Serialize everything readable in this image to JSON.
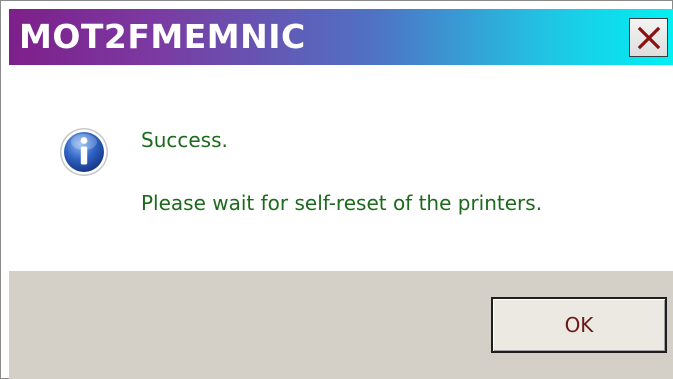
{
  "window": {
    "title": "MOT2FMEMNIC",
    "close_icon": "close-icon"
  },
  "message": {
    "icon": "info-icon",
    "line1": "Success.",
    "line2": "Please wait for self-reset of the printers."
  },
  "buttons": {
    "ok_label": "OK"
  },
  "colors": {
    "title_gradient_start": "#7e1f8a",
    "title_gradient_end": "#00f0f4",
    "message_text": "#1c6a1c",
    "footer_bg": "#d4d0c8",
    "ok_text": "#6b1a1a"
  }
}
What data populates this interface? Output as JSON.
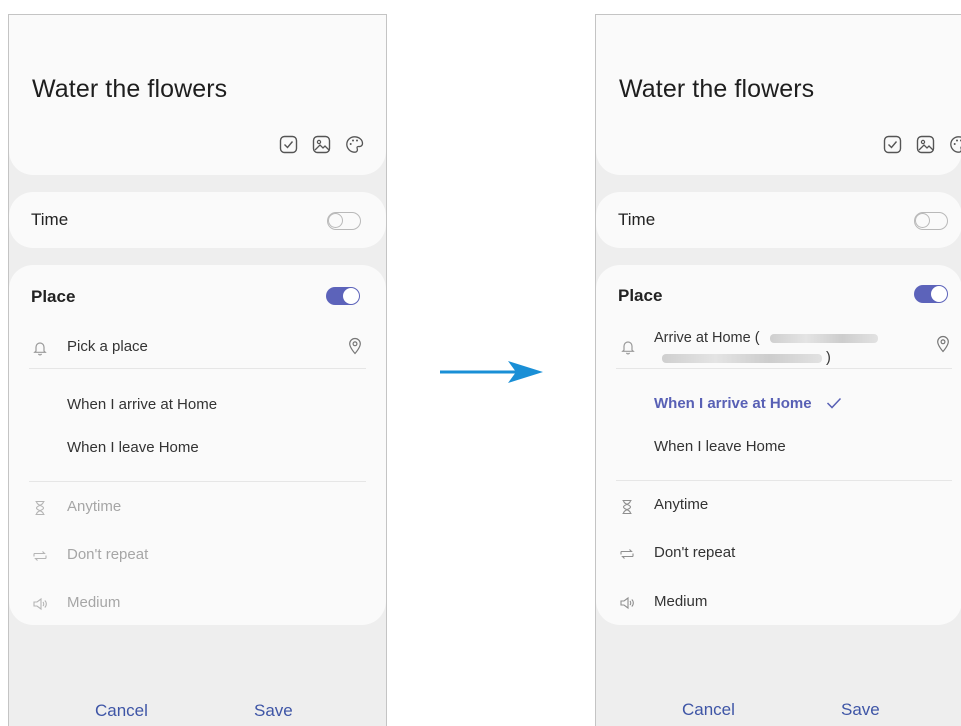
{
  "left": {
    "title": "Water the flowers",
    "time_label": "Time",
    "place_label": "Place",
    "location_row": "Pick a place",
    "options": [
      "When I arrive at Home",
      "When I leave Home"
    ],
    "details": [
      "Anytime",
      "Don't repeat",
      "Medium"
    ],
    "cancel": "Cancel",
    "save": "Save"
  },
  "right": {
    "title": "Water the flowers",
    "time_label": "Time",
    "place_label": "Place",
    "location_row_prefix": "Arrive at Home (",
    "location_row_suffix": ")",
    "options": [
      "When I arrive at Home",
      "When I leave Home"
    ],
    "details": [
      "Anytime",
      "Don't repeat",
      "Medium"
    ],
    "cancel": "Cancel",
    "save": "Save"
  },
  "colors": {
    "accent": "#5c63ba",
    "footer_button": "#3e55a6",
    "arrow": "#1a8fd6",
    "muted_text": "#a6a6a6"
  },
  "icons": [
    "checkbox-icon",
    "image-icon",
    "palette-icon",
    "bell-icon",
    "location-pin-icon",
    "hourglass-icon",
    "repeat-icon",
    "volume-icon",
    "check-icon",
    "right-arrow-icon"
  ]
}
------------
- _Instructions to follow_:
Without including the pictures, reproduce all entries exactly.

- _Written reply_:
Serialize everything readable in this image to JSON.
{
  "window": {
    "title": "MOT2FMEMNIC",
    "close_icon": "close-icon"
  },
  "message": {
    "icon": "info-icon",
    "line1": "Success.",
    "line2": "Please wait for self-reset of the printers."
  },
  "buttons": {
    "ok_label": "OK"
  },
  "colors": {
    "title_gradient_start": "#7e1f8a",
    "title_gradient_end": "#00f0f4",
    "message_text": "#1c6a1c",
    "footer_bg": "#d4d0c8",
    "ok_text": "#6b1a1a"
  }
}
What data populates this interface? Output as JSON.
{
  "left": {
    "title": "Water the flowers",
    "time_label": "Time",
    "place_label": "Place",
    "location_row": "Pick a place",
    "options": [
      "When I arrive at Home",
      "When I leave Home"
    ],
    "details": [
      "Anytime",
      "Don't repeat",
      "Medium"
    ],
    "cancel": "Cancel",
    "save": "Save"
  },
  "right": {
    "title": "Water the flowers",
    "time_label": "Time",
    "place_label": "Place",
    "location_row_prefix": "Arrive at Home (",
    "location_row_suffix": ")",
    "options": [
      "When I arrive at Home",
      "When I leave Home"
    ],
    "details": [
      "Anytime",
      "Don't repeat",
      "Medium"
    ],
    "cancel": "Cancel",
    "save": "Save"
  },
  "colors": {
    "accent": "#5c63ba",
    "footer_button": "#3e55a6",
    "arrow": "#1a8fd6",
    "muted_text": "#a6a6a6"
  },
  "icons": [
    "checkbox-icon",
    "image-icon",
    "palette-icon",
    "bell-icon",
    "location-pin-icon",
    "hourglass-icon",
    "repeat-icon",
    "volume-icon",
    "check-icon",
    "right-arrow-icon"
  ]
}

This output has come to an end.